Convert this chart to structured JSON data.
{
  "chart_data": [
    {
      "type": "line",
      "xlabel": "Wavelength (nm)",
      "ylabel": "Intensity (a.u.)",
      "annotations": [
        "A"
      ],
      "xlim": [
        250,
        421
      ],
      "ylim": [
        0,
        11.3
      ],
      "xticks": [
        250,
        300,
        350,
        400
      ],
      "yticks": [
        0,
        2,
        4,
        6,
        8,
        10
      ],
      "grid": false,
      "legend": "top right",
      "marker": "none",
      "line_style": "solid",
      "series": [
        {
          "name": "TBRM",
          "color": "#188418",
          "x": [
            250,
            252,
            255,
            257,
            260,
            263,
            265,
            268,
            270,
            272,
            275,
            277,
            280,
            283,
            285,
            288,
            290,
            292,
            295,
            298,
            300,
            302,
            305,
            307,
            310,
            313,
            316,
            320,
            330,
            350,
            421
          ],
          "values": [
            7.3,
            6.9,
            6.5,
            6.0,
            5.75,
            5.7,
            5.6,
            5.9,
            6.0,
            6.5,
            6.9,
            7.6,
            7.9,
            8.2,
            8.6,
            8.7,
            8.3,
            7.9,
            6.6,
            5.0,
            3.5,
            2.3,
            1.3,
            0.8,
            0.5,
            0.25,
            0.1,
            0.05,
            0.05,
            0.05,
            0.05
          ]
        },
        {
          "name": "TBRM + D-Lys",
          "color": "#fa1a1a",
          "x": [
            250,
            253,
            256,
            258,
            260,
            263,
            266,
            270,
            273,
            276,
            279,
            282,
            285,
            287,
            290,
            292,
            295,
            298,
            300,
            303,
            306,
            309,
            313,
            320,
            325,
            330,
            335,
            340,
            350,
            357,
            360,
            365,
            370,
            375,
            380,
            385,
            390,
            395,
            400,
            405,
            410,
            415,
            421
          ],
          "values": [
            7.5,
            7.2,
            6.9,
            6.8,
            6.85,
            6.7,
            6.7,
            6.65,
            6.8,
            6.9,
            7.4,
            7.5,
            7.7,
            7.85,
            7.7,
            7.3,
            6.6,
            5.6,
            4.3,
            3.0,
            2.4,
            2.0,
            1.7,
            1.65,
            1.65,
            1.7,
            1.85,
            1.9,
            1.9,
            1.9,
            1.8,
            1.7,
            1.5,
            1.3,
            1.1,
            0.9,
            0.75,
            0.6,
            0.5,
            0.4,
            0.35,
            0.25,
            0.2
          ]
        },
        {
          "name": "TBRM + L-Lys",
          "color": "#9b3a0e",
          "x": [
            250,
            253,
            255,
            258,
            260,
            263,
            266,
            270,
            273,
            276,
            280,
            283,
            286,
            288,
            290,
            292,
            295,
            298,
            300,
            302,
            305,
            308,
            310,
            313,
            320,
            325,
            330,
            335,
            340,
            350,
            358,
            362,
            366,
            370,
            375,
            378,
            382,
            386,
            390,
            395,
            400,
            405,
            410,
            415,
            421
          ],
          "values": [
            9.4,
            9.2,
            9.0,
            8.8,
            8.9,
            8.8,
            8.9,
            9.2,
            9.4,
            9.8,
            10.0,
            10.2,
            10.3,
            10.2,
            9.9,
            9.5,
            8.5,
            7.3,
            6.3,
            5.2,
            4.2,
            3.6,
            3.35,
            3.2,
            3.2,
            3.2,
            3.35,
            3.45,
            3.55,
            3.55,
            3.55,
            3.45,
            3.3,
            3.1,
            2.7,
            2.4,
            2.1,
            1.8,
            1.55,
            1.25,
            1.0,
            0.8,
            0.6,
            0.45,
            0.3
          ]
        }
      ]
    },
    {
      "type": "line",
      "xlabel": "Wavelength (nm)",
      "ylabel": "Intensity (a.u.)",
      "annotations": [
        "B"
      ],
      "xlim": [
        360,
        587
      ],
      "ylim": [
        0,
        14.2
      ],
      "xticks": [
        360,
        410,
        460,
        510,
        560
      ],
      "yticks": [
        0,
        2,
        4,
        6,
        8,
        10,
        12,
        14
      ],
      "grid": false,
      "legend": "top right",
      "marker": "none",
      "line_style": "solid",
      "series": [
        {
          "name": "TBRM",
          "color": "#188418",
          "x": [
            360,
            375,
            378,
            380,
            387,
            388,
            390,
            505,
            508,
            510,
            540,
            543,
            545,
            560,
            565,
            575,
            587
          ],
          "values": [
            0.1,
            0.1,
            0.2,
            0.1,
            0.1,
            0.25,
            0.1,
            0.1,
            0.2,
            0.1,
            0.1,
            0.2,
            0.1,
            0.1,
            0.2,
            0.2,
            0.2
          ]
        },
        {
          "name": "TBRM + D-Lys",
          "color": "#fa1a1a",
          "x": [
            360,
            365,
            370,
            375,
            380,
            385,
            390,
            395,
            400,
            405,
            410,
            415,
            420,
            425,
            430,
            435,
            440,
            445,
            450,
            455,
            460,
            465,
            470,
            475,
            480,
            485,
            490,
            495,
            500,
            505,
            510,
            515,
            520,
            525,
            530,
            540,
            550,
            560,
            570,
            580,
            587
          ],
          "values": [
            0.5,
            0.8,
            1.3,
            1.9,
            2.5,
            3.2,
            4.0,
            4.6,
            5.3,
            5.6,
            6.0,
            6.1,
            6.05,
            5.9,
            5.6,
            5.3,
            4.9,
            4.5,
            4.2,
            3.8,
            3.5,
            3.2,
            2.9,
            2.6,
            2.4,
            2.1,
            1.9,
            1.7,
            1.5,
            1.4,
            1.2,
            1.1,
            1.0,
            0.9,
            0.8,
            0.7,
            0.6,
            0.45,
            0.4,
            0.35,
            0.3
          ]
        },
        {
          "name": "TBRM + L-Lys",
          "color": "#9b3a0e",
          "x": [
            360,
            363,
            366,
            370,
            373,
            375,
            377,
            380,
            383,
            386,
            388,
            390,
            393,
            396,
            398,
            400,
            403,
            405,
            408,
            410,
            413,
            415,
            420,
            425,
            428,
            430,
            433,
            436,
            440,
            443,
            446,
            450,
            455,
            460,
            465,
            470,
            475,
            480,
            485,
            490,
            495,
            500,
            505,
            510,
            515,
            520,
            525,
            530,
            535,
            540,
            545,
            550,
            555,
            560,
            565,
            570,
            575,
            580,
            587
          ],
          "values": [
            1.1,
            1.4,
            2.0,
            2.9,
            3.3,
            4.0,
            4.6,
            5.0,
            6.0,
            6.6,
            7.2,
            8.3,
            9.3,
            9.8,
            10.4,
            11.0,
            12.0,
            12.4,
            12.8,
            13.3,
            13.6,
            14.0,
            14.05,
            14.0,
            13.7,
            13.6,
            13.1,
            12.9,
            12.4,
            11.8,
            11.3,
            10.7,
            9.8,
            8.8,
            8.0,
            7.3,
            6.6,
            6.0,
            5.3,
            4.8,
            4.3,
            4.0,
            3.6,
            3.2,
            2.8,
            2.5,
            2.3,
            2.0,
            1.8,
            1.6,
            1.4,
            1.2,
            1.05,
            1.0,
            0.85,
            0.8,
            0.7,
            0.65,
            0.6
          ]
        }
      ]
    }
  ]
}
########################################
## WHAT YOU HAVE TO DO
Write out every record, exactly as written.

## EXERCISE SOLUTION
Convert this chart to structured JSON data.
{
  "chart_data": [
    {
      "type": "line",
      "xlabel": "Wavelength (nm)",
      "ylabel": "Intensity (a.u.)",
      "annotations": [
        "A"
      ],
      "xlim": [
        250,
        421
      ],
      "ylim": [
        0,
        11.3
      ],
      "xticks": [
        250,
        300,
        350,
        400
      ],
      "yticks": [
        0,
        2,
        4,
        6,
        8,
        10
      ],
      "grid": false,
      "legend": "top right",
      "marker": "none",
      "line_style": "solid",
      "series": [
        {
          "name": "TBRM",
          "color": "#188418",
          "x": [
            250,
            252,
            255,
            257,
            260,
            263,
            265,
            268,
            270,
            272,
            275,
            277,
            280,
            283,
            285,
            288,
            290,
            292,
            295,
            298,
            300,
            302,
            305,
            307,
            310,
            313,
            316,
            320,
            330,
            350,
            421
          ],
          "values": [
            7.3,
            6.9,
            6.5,
            6.0,
            5.75,
            5.7,
            5.6,
            5.9,
            6.0,
            6.5,
            6.9,
            7.6,
            7.9,
            8.2,
            8.6,
            8.7,
            8.3,
            7.9,
            6.6,
            5.0,
            3.5,
            2.3,
            1.3,
            0.8,
            0.5,
            0.25,
            0.1,
            0.05,
            0.05,
            0.05,
            0.05
          ]
        },
        {
          "name": "TBRM + D-Lys",
          "color": "#fa1a1a",
          "x": [
            250,
            253,
            256,
            258,
            260,
            263,
            266,
            270,
            273,
            276,
            279,
            282,
            285,
            287,
            290,
            292,
            295,
            298,
            300,
            303,
            306,
            309,
            313,
            320,
            325,
            330,
            335,
            340,
            350,
            357,
            360,
            365,
            370,
            375,
            380,
            385,
            390,
            395,
            400,
            405,
            410,
            415,
            421
          ],
          "values": [
            7.5,
            7.2,
            6.9,
            6.8,
            6.85,
            6.7,
            6.7,
            6.65,
            6.8,
            6.9,
            7.4,
            7.5,
            7.7,
            7.85,
            7.7,
            7.3,
            6.6,
            5.6,
            4.3,
            3.0,
            2.4,
            2.0,
            1.7,
            1.65,
            1.65,
            1.7,
            1.85,
            1.9,
            1.9,
            1.9,
            1.8,
            1.7,
            1.5,
            1.3,
            1.1,
            0.9,
            0.75,
            0.6,
            0.5,
            0.4,
            0.35,
            0.25,
            0.2
          ]
        },
        {
          "name": "TBRM + L-Lys",
          "color": "#9b3a0e",
          "x": [
            250,
            253,
            255,
            258,
            260,
            263,
            266,
            270,
            273,
            276,
            280,
            283,
            286,
            288,
            290,
            292,
            295,
            298,
            300,
            302,
            305,
            308,
            310,
            313,
            320,
            325,
            330,
            335,
            340,
            350,
            358,
            362,
            366,
            370,
            375,
            378,
            382,
            386,
            390,
            395,
            400,
            405,
            410,
            415,
            421
          ],
          "values": [
            9.4,
            9.2,
            9.0,
            8.8,
            8.9,
            8.8,
            8.9,
            9.2,
            9.4,
            9.8,
            10.0,
            10.2,
            10.3,
            10.2,
            9.9,
            9.5,
            8.5,
            7.3,
            6.3,
            5.2,
            4.2,
            3.6,
            3.35,
            3.2,
            3.2,
            3.2,
            3.35,
            3.45,
            3.55,
            3.55,
            3.55,
            3.45,
            3.3,
            3.1,
            2.7,
            2.4,
            2.1,
            1.8,
            1.55,
            1.25,
            1.0,
            0.8,
            0.6,
            0.45,
            0.3
          ]
        }
      ]
    },
    {
      "type": "line",
      "xlabel": "Wavelength (nm)",
      "ylabel": "Intensity (a.u.)",
      "annotations": [
        "B"
      ],
      "xlim": [
        360,
        587
      ],
      "ylim": [
        0,
        14.2
      ],
      "xticks": [
        360,
        410,
        460,
        510,
        560
      ],
      "yticks": [
        0,
        2,
        4,
        6,
        8,
        10,
        12,
        14
      ],
      "grid": false,
      "legend": "top right",
      "marker": "none",
      "line_style": "solid",
      "series": [
        {
          "name": "TBRM",
          "color": "#188418",
          "x": [
            360,
            375,
            378,
            380,
            387,
            388,
            390,
            505,
            508,
            510,
            540,
            543,
            545,
            560,
            565,
            575,
            587
          ],
          "values": [
            0.1,
            0.1,
            0.2,
            0.1,
            0.1,
            0.25,
            0.1,
            0.1,
            0.2,
            0.1,
            0.1,
            0.2,
            0.1,
            0.1,
            0.2,
            0.2,
            0.2
          ]
        },
        {
          "name": "TBRM + D-Lys",
          "color": "#fa1a1a",
          "x": [
            360,
            365,
            370,
            375,
            380,
            385,
            390,
            395,
            400,
            405,
            410,
            415,
            420,
            425,
            430,
            435,
            440,
            445,
            450,
            455,
            460,
            465,
            470,
            475,
            480,
            485,
            490,
            495,
            500,
            505,
            510,
            515,
            520,
            525,
            530,
            540,
            550,
            560,
            570,
            580,
            587
          ],
          "values": [
            0.5,
            0.8,
            1.3,
            1.9,
            2.5,
            3.2,
            4.0,
            4.6,
            5.3,
            5.6,
            6.0,
            6.1,
            6.05,
            5.9,
            5.6,
            5.3,
            4.9,
            4.5,
            4.2,
            3.8,
            3.5,
            3.2,
            2.9,
            2.6,
            2.4,
            2.1,
            1.9,
            1.7,
            1.5,
            1.4,
            1.2,
            1.1,
            1.0,
            0.9,
            0.8,
            0.7,
            0.6,
            0.45,
            0.4,
            0.35,
            0.3
          ]
        },
        {
          "name": "TBRM + L-Lys",
          "color": "#9b3a0e",
          "x": [
            360,
            363,
            366,
            370,
            373,
            375,
            377,
            380,
            383,
            386,
            388,
            390,
            393,
            396,
            398,
            400,
            403,
            405,
            408,
            410,
            413,
            415,
            420,
            425,
            428,
            430,
            433,
            436,
            440,
            443,
            446,
            450,
            455,
            460,
            465,
            470,
            475,
            480,
            485,
            490,
            495,
            500,
            505,
            510,
            515,
            520,
            525,
            530,
            535,
            540,
            545,
            550,
            555,
            560,
            565,
            570,
            575,
            580,
            587
          ],
          "values": [
            1.1,
            1.4,
            2.0,
            2.9,
            3.3,
            4.0,
            4.6,
            5.0,
            6.0,
            6.6,
            7.2,
            8.3,
            9.3,
            9.8,
            10.4,
            11.0,
            12.0,
            12.4,
            12.8,
            13.3,
            13.6,
            14.0,
            14.05,
            14.0,
            13.7,
            13.6,
            13.1,
            12.9,
            12.4,
            11.8,
            11.3,
            10.7,
            9.8,
            8.8,
            8.0,
            7.3,
            6.6,
            6.0,
            5.3,
            4.8,
            4.3,
            4.0,
            3.6,
            3.2,
            2.8,
            2.5,
            2.3,
            2.0,
            1.8,
            1.6,
            1.4,
            1.2,
            1.05,
            1.0,
            0.85,
            0.8,
            0.7,
            0.65,
            0.6
          ]
        }
      ]
    }
  ]
}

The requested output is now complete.